↓↓↓

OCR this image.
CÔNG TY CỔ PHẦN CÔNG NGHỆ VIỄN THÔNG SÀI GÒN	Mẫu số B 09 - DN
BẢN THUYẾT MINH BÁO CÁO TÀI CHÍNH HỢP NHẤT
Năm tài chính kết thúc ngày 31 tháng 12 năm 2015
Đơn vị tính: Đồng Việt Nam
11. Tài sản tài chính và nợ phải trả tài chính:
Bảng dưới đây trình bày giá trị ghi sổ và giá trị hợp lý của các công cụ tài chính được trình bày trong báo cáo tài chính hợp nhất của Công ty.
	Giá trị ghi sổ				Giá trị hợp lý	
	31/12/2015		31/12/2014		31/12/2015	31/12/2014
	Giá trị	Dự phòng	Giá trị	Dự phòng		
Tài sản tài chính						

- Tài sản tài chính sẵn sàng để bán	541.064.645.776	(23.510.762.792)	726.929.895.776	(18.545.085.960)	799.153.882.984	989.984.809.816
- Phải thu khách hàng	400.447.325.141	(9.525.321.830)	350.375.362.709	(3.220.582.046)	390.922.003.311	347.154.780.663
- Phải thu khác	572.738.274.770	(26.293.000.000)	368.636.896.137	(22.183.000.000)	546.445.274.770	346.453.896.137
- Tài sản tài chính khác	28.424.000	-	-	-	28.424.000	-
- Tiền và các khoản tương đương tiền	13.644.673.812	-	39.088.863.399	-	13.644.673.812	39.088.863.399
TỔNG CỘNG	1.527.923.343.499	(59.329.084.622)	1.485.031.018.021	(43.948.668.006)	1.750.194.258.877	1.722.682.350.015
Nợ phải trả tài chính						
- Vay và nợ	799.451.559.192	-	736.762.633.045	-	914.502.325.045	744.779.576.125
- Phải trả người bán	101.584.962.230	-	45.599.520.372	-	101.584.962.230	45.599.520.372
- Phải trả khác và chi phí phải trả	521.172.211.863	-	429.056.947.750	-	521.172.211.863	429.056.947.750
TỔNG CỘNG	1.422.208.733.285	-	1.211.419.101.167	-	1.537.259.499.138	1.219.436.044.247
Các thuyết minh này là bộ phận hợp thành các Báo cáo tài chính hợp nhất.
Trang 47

↑↑↑

Print the entries exactly. Include every one.

OCR this image.
CÔNG TY CỔ PHẦN CÔNG NGHỆ VIỄN THÔNG SÀI GÒN	Mẫu số B 09 - DN
BẢN THUYẾT MINH BÁO CÁO TÀI CHÍNH HỢP NHẤT
Năm tài chính kết thúc ngày 31 tháng 12 năm 2015
Đơn vị tính: Đồng Việt Nam
11. Tài sản tài chính và nợ phải trả tài chính:
Bảng dưới đây trình bày giá trị ghi sổ và giá trị hợp lý của các công cụ tài chính được trình bày trong báo cáo tài chính hợp nhất của Công ty.
	Giá trị ghi sổ				Giá trị hợp lý	
	31/12/2015		31/12/2014		31/12/2015	31/12/2014
	Giá trị	Dự phòng	Giá trị	Dự phòng		
Tài sản tài chính						

- Tài sản tài chính sẵn sàng để bán	541.064.645.776	(23.510.762.792)	726.929.895.776	(18.545.085.960)	799.153.882.984	989.984.809.816
- Phải thu khách hàng	400.447.325.141	(9.525.321.830)	350.375.362.709	(3.220.582.046)	390.922.003.311	347.154.780.663
- Phải thu khác	572.738.274.770	(26.293.000.000)	368.636.896.137	(22.183.000.000)	546.445.274.770	346.453.896.137
- Tài sản tài chính khác	28.424.000	-	-	-	28.424.000	-
- Tiền và các khoản tương đương tiền	13.644.673.812	-	39.088.863.399	-	13.644.673.812	39.088.863.399
TỔNG CỘNG	1.527.923.343.499	(59.329.084.622)	1.485.031.018.021	(43.948.668.006)	1.750.194.258.877	1.722.682.350.015
Nợ phải trả tài chính						
- Vay và nợ	799.451.559.192	-	736.762.633.045	-	914.502.325.045	744.779.576.125
- Phải trả người bán	101.584.962.230	-	45.599.520.372	-	101.584.962.230	45.599.520.372
- Phải trả khác và chi phí phải trả	521.172.211.863	-	429.056.947.750	-	521.172.211.863	429.056.947.750
TỔNG CỘNG	1.422.208.733.285	-	1.211.419.101.167	-	1.537.259.499.138	1.219.436.044.247
Các thuyết minh này là bộ phận hợp thành các Báo cáo tài chính hợp nhất.
Trang 47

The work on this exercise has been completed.